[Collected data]
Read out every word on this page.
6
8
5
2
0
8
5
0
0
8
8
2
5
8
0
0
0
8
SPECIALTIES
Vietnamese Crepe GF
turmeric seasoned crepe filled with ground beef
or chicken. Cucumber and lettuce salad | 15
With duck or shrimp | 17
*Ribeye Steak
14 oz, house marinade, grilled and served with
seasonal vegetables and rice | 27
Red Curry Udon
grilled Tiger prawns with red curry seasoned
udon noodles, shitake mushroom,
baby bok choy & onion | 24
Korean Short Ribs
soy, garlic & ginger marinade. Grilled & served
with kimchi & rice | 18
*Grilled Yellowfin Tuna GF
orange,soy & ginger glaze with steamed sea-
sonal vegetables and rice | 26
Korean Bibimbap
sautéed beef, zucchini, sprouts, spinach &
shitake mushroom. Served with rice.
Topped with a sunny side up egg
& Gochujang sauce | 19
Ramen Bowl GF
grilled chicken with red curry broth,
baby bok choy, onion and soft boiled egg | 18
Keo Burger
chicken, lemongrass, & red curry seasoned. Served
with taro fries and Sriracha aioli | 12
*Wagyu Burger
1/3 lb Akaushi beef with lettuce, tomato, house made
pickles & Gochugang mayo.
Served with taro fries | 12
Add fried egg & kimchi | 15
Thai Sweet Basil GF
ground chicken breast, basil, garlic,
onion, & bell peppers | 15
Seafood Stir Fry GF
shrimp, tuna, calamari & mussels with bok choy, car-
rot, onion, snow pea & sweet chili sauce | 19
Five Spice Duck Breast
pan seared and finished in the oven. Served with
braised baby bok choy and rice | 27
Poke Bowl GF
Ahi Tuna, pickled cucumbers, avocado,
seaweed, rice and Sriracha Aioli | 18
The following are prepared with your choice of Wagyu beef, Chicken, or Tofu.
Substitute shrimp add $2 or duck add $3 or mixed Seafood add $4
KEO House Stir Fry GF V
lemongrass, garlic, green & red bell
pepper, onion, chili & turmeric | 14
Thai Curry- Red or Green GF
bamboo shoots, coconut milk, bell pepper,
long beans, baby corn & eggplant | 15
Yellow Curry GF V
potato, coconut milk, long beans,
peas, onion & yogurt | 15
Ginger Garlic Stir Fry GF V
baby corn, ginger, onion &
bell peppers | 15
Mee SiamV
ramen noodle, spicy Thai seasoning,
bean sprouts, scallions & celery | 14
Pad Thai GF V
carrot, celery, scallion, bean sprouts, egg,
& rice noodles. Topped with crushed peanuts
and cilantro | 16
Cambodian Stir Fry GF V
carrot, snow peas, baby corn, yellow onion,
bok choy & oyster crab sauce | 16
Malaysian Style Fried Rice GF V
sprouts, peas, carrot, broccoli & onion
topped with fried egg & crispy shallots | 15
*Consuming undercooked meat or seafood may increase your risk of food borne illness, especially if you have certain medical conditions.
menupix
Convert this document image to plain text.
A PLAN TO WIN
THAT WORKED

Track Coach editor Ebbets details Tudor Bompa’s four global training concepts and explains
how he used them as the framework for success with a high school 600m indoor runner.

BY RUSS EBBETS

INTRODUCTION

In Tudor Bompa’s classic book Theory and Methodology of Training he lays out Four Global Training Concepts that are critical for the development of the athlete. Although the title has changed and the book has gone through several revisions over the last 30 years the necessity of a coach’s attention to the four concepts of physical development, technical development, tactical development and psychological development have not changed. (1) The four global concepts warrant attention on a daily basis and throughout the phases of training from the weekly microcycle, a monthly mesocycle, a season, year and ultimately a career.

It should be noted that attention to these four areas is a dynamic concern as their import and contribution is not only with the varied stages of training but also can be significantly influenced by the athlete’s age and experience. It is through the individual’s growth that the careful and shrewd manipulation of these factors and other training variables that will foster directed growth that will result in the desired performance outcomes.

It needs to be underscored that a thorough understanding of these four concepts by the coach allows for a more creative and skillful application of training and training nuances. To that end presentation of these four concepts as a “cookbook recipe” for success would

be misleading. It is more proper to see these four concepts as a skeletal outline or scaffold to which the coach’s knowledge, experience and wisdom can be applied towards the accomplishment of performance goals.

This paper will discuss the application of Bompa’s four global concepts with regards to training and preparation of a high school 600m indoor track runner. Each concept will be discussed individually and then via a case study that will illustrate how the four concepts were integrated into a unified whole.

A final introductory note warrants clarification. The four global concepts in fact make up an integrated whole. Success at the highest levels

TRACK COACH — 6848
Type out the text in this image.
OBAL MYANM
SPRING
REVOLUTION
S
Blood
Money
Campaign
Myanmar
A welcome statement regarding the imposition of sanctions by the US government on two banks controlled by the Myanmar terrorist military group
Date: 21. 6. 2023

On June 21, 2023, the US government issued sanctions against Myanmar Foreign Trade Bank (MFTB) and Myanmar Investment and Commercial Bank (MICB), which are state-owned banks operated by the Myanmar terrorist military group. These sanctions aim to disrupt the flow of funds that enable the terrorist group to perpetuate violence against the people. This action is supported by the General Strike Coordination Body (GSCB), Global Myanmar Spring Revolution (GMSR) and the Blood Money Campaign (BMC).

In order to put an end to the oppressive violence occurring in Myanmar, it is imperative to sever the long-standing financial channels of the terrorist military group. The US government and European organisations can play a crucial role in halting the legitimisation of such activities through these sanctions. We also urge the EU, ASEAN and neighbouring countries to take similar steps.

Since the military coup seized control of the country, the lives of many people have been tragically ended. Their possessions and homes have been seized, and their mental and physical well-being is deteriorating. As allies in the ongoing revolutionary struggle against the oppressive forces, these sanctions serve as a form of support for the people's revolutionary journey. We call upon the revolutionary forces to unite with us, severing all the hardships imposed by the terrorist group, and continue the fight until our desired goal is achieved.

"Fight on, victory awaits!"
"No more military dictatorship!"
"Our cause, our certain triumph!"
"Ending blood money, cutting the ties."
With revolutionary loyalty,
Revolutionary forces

Do this – Search the listing for the word "sprouts". Copy every line in which it occurs.

Final result –
sautéed beef, zucchini, sprouts, spinach &
bean sprouts, scallions & celery | 14
carrot, celery, scallion, bean sprouts, egg,
sprouts, peas, carrot, broccoli & onion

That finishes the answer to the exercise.